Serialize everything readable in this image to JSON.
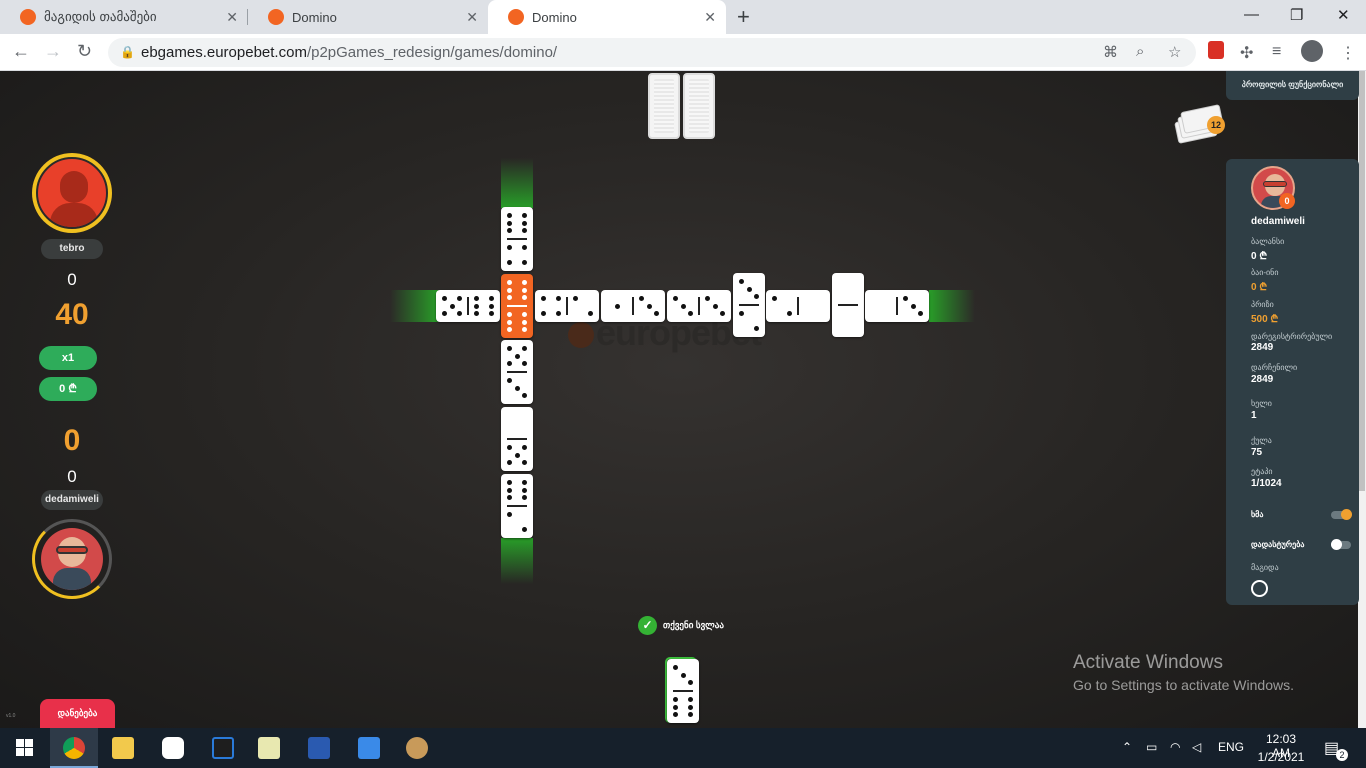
{
  "browser": {
    "tabs": [
      {
        "title": "მაგიდის თამაშები"
      },
      {
        "title": "Domino"
      },
      {
        "title": "Domino"
      }
    ],
    "url_host": "ebgames.europebet.com",
    "url_path": "/p2pGames_redesign/games/domino/"
  },
  "game": {
    "watermark": "europebet",
    "opponent": {
      "name": "tebro",
      "score_top": "0",
      "points": "40",
      "multiplier": "x1",
      "bet": "0 ₾"
    },
    "player": {
      "name": "dedamiweli",
      "points": "0",
      "score_bottom": "0"
    },
    "leave_button": "დანებება",
    "boneyard_count": "12",
    "turn_message": "თქვენი სვლაა",
    "version": "v1.0"
  },
  "panel": {
    "tournament_button": "პროფილის ფუნქციონალი",
    "avatar_badge": "0",
    "username": "dedamiweli",
    "stats": [
      {
        "label": "ბალანსი",
        "value": "0 ₾",
        "accent": false
      },
      {
        "label": "ბაი-ინი",
        "value": "0 ₾",
        "accent": true
      },
      {
        "label": "პრიზი",
        "value": "500 ₾",
        "accent": true
      },
      {
        "label": "დარეგისტრირებული",
        "value": "2849",
        "accent": false
      },
      {
        "label": "დარჩენილი",
        "value": "2849",
        "accent": false
      },
      {
        "label": "ხელი",
        "value": "1",
        "accent": false
      },
      {
        "label": "ქულა",
        "value": "75",
        "accent": false
      },
      {
        "label": "ეტაპი",
        "value": "1/1024",
        "accent": false
      }
    ],
    "sound_label": "ხმა",
    "sound_on": true,
    "confirm_label": "დადასტურება",
    "confirm_on": false,
    "table_label": "მაგიდა",
    "table_colors": [
      "#1e1e1e",
      "#5a2020",
      "#6b3a1a"
    ]
  },
  "windows": {
    "activate_title": "Activate Windows",
    "activate_sub": "Go to Settings to activate Windows.",
    "lang": "ENG",
    "time": "12:03 AM",
    "date": "1/2/2021",
    "notifications": "2"
  },
  "colors": {
    "accent_orange": "#f26522",
    "panel_bg": "#2f3e45",
    "green": "#2eac5a",
    "leave_red": "#e8304a"
  }
}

____

*EXERCISE INSTRUCTIONS*. Every record above should be written out again exactly; the pictures stay out of the copy.

*SOLUTION FOR THIS TASK*.
Serialize everything readable in this image to JSON.
{
  "browser": {
    "tabs": [
      {
        "title": "მაგიდის თამაშები"
      },
      {
        "title": "Domino"
      },
      {
        "title": "Domino"
      }
    ],
    "url_host": "ebgames.europebet.com",
    "url_path": "/p2pGames_redesign/games/domino/"
  },
  "game": {
    "watermark": "europebet",
    "opponent": {
      "name": "tebro",
      "score_top": "0",
      "points": "40",
      "multiplier": "x1",
      "bet": "0 ₾"
    },
    "player": {
      "name": "dedamiweli",
      "points": "0",
      "score_bottom": "0"
    },
    "leave_button": "დანებება",
    "boneyard_count": "12",
    "turn_message": "თქვენი სვლაა",
    "version": "v1.0"
  },
  "panel": {
    "tournament_button": "პროფილის ფუნქციონალი",
    "avatar_badge": "0",
    "username": "dedamiweli",
    "stats": [
      {
        "label": "ბალანსი",
        "value": "0 ₾",
        "accent": false
      },
      {
        "label": "ბაი-ინი",
        "value": "0 ₾",
        "accent": true
      },
      {
        "label": "პრიზი",
        "value": "500 ₾",
        "accent": true
      },
      {
        "label": "დარეგისტრირებული",
        "value": "2849",
        "accent": false
      },
      {
        "label": "დარჩენილი",
        "value": "2849",
        "accent": false
      },
      {
        "label": "ხელი",
        "value": "1",
        "accent": false
      },
      {
        "label": "ქულა",
        "value": "75",
        "accent": false
      },
      {
        "label": "ეტაპი",
        "value": "1/1024",
        "accent": false
      }
    ],
    "sound_label": "ხმა",
    "sound_on": true,
    "confirm_label": "დადასტურება",
    "confirm_on": false,
    "table_label": "მაგიდა",
    "table_colors": [
      "#1e1e1e",
      "#5a2020",
      "#6b3a1a"
    ]
  },
  "windows": {
    "activate_title": "Activate Windows",
    "activate_sub": "Go to Settings to activate Windows.",
    "lang": "ENG",
    "time": "12:03 AM",
    "date": "1/2/2021",
    "notifications": "2"
  },
  "colors": {
    "accent_orange": "#f26522",
    "panel_bg": "#2f3e45",
    "green": "#2eac5a",
    "leave_red": "#e8304a"
  }
}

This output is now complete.